== What is being asked ==
Collect each line holding the string "content".

==== Task data ====

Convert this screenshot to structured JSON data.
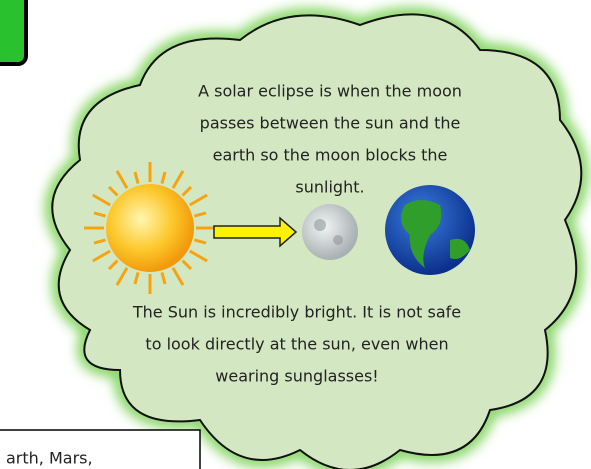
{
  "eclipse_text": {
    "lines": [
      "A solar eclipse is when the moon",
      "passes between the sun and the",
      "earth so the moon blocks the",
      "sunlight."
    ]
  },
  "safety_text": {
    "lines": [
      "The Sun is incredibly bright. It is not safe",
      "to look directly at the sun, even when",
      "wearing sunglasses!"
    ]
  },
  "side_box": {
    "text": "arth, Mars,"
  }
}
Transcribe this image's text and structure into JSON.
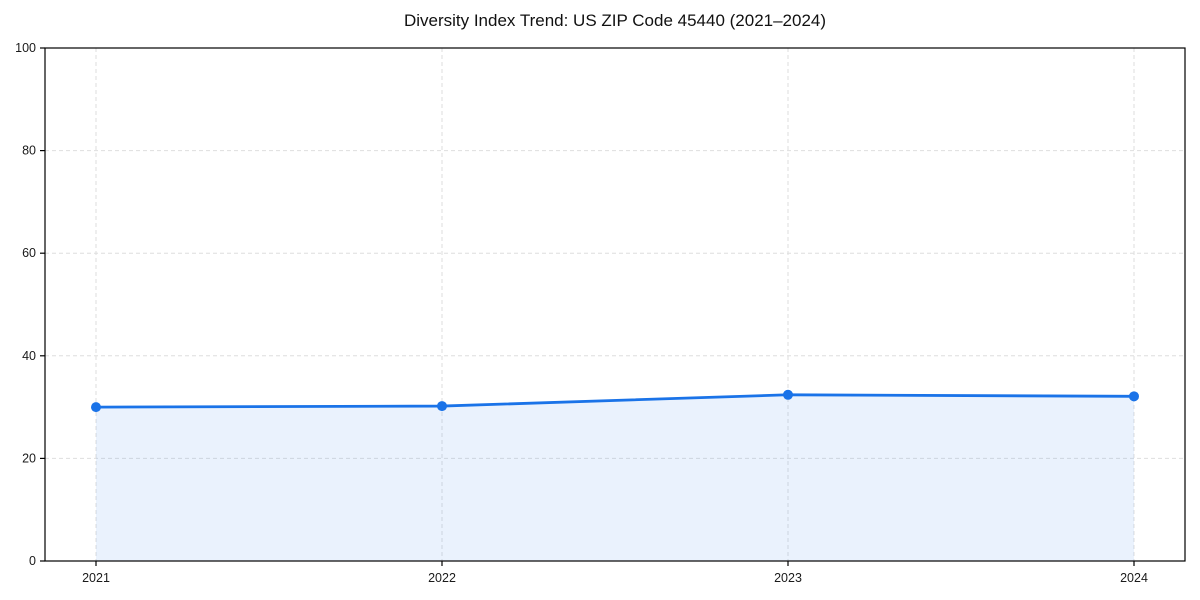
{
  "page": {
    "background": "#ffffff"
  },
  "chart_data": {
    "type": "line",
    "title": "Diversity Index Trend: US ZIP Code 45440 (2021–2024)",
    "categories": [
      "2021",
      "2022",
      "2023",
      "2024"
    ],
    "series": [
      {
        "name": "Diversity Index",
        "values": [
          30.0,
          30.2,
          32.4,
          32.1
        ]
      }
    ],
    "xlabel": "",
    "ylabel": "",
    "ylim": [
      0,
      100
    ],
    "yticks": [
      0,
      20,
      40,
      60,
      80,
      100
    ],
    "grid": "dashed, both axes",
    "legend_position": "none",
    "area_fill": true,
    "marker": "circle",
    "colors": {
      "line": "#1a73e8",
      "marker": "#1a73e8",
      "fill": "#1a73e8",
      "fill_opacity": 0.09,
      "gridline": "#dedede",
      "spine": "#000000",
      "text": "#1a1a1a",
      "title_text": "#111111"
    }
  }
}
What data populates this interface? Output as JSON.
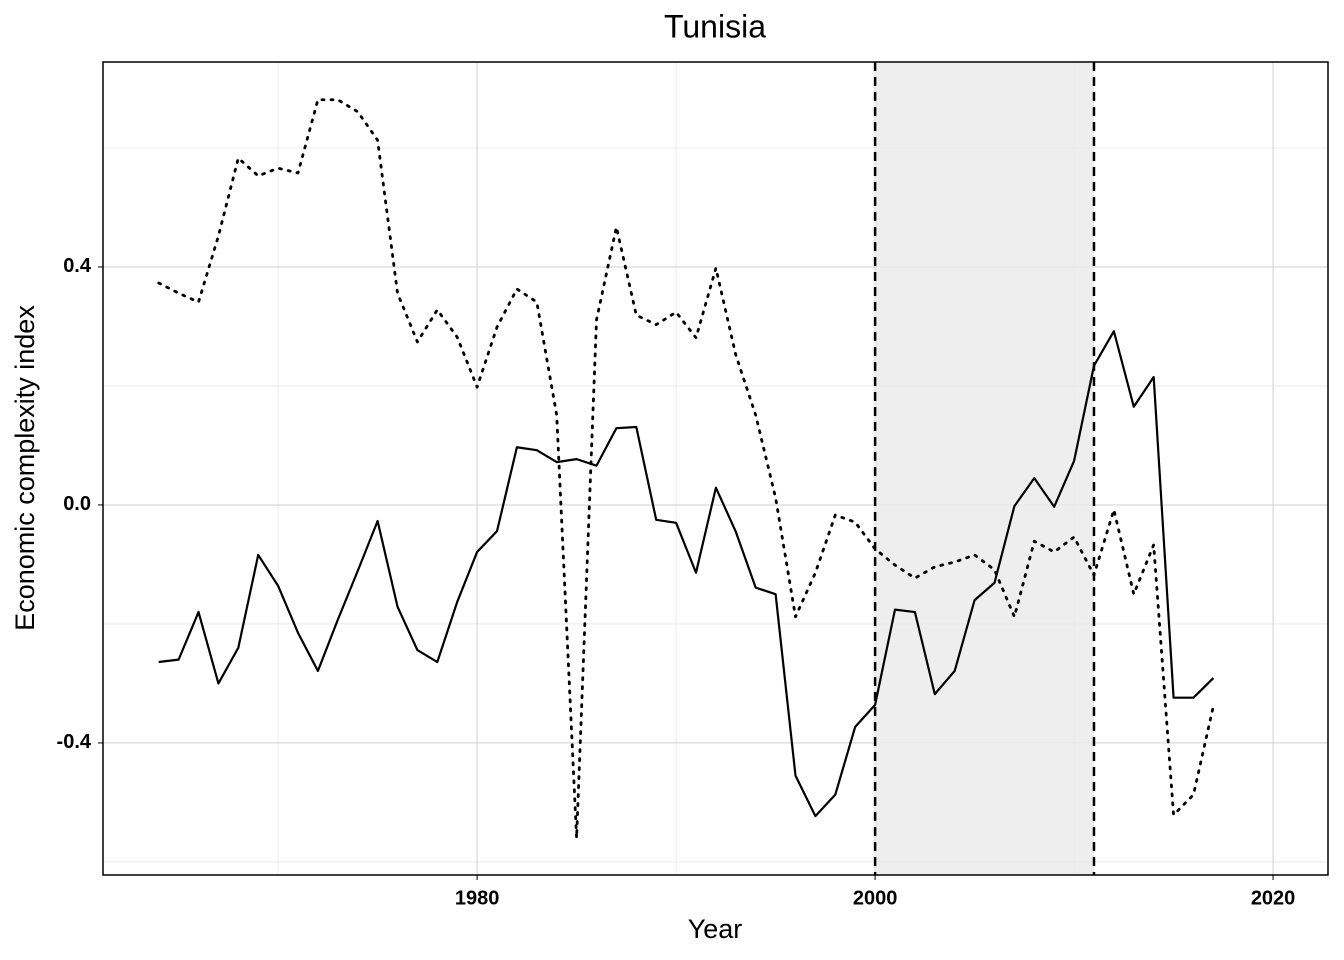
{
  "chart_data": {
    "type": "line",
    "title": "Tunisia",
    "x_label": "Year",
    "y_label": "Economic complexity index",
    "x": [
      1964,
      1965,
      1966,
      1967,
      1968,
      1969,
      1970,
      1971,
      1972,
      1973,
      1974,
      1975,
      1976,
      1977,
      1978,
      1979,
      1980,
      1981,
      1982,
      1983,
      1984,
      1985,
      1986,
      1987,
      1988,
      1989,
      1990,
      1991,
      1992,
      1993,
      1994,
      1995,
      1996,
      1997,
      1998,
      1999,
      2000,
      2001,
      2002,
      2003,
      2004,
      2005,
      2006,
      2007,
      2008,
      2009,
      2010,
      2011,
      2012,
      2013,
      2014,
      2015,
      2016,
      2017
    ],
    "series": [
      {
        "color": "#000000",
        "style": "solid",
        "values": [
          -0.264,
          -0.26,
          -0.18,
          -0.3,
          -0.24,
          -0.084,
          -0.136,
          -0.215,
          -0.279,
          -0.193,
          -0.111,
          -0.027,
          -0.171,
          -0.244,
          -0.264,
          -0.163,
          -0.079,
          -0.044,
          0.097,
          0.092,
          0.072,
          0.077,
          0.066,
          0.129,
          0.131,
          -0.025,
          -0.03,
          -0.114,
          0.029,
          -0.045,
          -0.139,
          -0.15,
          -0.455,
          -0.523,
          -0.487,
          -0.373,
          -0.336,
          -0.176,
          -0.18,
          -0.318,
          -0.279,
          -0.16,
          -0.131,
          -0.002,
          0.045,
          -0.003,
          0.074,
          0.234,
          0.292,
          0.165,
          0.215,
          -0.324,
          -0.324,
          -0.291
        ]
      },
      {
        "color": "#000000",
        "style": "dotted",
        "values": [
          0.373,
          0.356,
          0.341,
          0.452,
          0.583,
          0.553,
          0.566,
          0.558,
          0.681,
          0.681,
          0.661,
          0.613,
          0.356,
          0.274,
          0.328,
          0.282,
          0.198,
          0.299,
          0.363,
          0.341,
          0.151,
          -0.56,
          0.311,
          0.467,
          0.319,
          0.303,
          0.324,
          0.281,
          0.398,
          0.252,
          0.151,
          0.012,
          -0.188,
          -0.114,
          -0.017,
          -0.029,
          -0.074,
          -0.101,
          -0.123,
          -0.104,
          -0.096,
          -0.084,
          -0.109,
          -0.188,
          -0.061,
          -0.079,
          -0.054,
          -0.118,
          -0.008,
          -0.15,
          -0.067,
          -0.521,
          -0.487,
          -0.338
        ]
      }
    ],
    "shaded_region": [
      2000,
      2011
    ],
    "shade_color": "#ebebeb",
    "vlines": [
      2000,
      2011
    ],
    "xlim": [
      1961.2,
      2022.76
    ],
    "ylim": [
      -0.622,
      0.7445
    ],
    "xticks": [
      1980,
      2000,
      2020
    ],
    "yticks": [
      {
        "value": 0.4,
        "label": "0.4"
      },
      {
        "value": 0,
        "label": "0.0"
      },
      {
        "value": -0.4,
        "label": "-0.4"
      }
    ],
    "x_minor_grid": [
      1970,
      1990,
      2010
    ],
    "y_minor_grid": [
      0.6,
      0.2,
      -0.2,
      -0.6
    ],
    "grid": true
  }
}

====
==== Task data ====

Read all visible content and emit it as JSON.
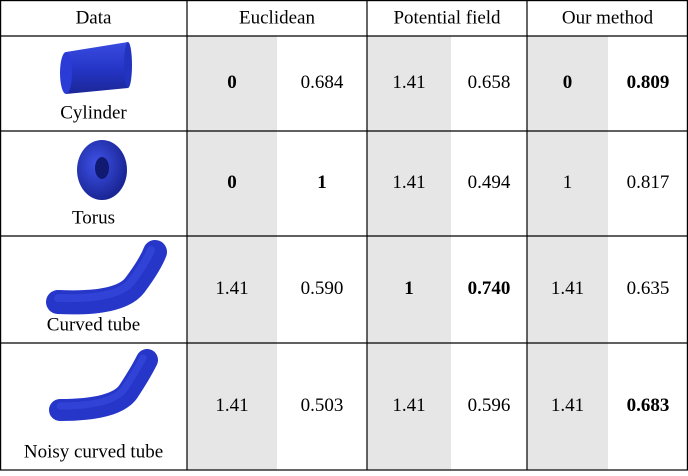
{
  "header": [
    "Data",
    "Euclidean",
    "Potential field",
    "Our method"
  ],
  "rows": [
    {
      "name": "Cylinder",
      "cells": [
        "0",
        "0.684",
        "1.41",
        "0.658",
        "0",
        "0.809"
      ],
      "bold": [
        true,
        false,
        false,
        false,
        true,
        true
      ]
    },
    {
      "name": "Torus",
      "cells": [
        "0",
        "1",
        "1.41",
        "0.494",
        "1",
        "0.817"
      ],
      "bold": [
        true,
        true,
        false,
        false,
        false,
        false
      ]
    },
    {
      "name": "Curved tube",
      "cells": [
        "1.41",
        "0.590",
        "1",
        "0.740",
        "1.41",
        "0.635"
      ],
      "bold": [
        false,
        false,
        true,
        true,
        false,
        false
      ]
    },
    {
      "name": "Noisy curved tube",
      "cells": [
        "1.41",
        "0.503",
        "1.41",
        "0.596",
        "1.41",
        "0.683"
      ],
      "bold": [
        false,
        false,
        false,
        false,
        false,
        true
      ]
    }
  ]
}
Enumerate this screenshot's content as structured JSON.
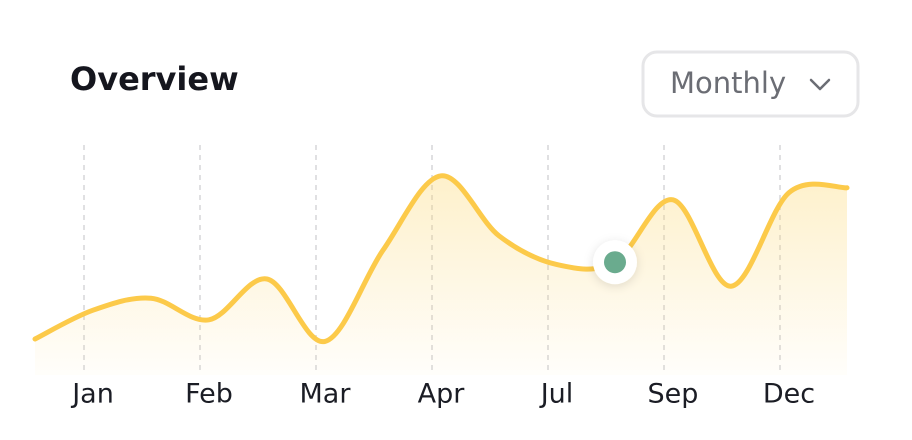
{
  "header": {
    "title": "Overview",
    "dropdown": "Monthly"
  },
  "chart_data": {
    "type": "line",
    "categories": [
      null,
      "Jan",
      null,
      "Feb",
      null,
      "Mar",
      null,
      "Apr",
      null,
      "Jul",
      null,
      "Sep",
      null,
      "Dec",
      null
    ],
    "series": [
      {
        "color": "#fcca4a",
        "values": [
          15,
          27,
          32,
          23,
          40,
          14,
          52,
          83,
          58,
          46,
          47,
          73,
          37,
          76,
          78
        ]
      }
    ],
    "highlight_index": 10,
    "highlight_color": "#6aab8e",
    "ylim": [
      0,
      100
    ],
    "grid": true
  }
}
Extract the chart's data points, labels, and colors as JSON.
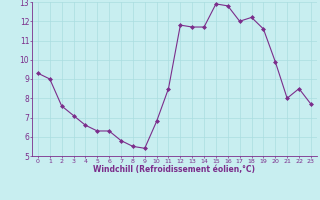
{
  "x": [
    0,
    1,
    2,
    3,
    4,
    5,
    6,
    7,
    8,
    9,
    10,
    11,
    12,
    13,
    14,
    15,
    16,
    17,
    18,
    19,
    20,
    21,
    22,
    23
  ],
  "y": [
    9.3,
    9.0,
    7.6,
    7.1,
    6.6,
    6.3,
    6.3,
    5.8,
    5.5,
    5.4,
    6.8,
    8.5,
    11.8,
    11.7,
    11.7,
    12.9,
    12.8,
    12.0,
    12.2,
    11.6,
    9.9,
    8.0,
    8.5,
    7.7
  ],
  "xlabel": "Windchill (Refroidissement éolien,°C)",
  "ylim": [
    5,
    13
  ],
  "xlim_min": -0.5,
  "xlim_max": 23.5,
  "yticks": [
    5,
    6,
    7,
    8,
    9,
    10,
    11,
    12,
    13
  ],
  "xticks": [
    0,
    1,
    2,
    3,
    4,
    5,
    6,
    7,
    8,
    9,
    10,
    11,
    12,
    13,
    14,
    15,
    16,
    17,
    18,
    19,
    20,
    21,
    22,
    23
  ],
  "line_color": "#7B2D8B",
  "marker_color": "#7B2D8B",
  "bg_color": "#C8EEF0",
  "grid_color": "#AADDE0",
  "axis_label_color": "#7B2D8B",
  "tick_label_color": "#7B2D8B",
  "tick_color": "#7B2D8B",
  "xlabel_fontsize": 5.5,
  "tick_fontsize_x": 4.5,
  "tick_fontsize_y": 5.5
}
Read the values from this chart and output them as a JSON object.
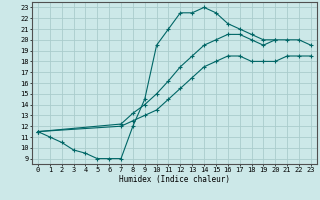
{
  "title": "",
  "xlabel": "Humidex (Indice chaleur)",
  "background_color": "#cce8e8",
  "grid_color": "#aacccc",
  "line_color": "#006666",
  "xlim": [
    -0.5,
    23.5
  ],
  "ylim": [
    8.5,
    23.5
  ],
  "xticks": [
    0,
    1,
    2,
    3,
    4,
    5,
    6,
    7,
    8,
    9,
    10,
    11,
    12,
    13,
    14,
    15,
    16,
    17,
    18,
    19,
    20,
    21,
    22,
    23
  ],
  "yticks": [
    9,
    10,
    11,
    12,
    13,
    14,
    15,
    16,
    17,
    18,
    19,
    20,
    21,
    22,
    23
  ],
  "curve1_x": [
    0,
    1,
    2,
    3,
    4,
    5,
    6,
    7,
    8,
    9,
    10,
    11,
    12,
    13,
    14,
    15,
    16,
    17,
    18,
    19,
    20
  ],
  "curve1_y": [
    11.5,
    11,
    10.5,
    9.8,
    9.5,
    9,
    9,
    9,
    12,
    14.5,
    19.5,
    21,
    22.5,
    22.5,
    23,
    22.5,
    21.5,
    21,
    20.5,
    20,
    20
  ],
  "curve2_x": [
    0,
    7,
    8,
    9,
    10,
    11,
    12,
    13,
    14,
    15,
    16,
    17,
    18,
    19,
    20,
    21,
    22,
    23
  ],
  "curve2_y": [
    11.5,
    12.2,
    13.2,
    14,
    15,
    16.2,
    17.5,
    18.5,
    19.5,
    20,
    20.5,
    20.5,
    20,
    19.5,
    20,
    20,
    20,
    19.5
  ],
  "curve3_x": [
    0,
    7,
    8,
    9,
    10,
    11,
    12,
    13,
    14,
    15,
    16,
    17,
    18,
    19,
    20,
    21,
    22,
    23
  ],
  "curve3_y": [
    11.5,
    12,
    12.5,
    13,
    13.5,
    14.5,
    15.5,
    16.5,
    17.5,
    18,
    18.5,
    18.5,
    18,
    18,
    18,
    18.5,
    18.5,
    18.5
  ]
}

====
==== Task data ====

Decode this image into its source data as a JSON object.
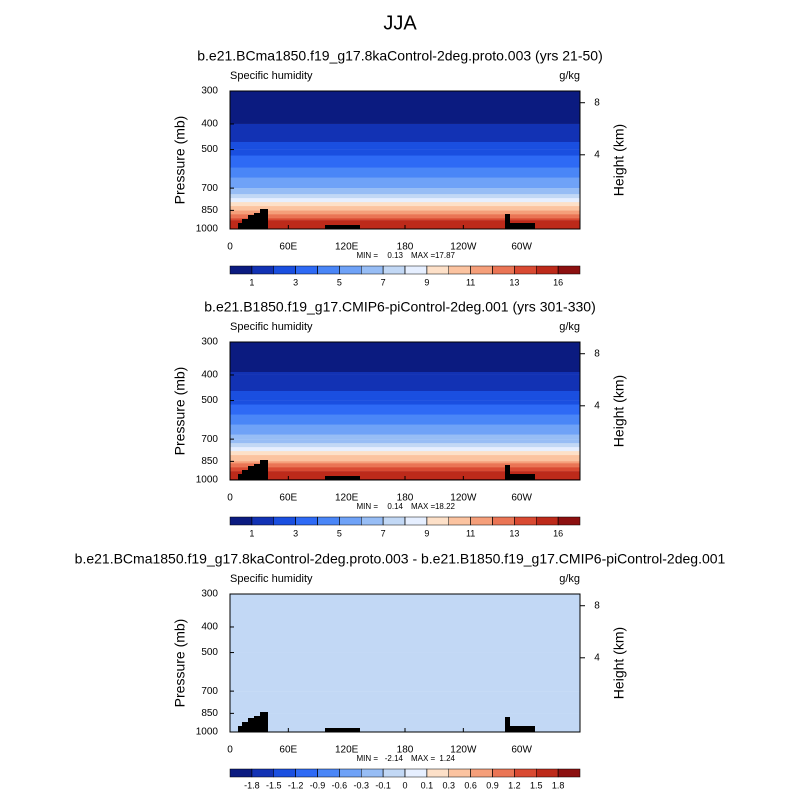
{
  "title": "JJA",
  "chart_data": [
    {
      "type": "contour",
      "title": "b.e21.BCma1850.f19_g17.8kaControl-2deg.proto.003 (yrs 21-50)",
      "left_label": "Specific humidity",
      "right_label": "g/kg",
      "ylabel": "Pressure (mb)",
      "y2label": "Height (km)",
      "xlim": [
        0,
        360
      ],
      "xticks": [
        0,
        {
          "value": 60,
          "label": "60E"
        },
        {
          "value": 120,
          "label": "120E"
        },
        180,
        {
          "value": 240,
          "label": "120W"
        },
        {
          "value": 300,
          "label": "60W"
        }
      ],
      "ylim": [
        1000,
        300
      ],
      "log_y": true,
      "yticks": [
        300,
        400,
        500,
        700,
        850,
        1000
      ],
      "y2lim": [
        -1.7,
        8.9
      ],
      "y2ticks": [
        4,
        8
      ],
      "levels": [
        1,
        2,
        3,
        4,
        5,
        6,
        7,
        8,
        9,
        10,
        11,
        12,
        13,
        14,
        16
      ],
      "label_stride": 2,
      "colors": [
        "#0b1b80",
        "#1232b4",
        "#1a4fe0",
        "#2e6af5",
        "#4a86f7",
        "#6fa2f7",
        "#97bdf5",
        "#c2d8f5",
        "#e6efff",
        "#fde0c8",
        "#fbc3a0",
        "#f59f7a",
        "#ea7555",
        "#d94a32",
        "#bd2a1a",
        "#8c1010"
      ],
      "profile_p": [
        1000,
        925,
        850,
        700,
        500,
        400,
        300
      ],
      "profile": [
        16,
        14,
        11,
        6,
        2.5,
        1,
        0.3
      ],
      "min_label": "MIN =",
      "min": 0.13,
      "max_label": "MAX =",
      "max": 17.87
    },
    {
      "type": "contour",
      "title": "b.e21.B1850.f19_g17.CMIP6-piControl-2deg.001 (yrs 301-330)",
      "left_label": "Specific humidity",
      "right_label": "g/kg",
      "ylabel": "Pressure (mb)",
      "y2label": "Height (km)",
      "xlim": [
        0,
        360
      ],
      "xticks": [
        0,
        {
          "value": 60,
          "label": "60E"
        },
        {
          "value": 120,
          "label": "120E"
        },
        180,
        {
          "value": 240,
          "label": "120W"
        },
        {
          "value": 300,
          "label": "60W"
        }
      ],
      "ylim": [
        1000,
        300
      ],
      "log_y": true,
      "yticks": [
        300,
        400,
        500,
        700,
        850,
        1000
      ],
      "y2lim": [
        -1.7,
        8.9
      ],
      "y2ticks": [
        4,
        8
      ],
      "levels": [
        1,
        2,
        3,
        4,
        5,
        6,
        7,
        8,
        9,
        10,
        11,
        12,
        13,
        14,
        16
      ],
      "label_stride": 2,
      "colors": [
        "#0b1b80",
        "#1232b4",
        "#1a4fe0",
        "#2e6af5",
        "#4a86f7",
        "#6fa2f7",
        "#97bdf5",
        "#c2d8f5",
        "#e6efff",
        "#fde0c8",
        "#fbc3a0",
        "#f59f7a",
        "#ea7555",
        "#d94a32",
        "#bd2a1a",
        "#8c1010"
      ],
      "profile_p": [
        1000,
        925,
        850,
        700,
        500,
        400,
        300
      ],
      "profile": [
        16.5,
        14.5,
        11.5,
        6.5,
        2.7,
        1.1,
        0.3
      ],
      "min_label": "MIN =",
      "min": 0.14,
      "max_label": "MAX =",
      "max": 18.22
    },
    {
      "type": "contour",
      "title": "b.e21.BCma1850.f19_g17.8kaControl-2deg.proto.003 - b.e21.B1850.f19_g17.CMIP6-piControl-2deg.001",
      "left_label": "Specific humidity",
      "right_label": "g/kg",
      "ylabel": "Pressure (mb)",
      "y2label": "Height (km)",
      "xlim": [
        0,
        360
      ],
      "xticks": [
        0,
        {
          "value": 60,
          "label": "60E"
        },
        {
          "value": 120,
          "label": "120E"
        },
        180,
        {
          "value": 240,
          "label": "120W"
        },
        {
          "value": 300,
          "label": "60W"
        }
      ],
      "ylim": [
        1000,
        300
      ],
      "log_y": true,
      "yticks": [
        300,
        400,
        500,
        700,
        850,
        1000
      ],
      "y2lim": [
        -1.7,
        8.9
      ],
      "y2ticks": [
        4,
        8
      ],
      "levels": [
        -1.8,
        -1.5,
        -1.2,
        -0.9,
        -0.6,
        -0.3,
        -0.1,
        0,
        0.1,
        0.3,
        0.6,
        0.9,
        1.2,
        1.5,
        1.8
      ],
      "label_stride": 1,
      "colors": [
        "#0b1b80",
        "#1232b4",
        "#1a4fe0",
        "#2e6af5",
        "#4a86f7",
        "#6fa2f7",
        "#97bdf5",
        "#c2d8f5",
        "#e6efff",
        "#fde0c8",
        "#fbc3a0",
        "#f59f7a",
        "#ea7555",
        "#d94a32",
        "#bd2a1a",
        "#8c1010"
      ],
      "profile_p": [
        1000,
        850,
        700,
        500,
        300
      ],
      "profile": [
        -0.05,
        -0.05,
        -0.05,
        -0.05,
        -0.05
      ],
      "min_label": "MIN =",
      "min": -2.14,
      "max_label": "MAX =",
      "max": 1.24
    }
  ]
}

====

== In response ==
Read all visible content and emit it as JSON.
Enumerate this screenshot's content as structured JSON.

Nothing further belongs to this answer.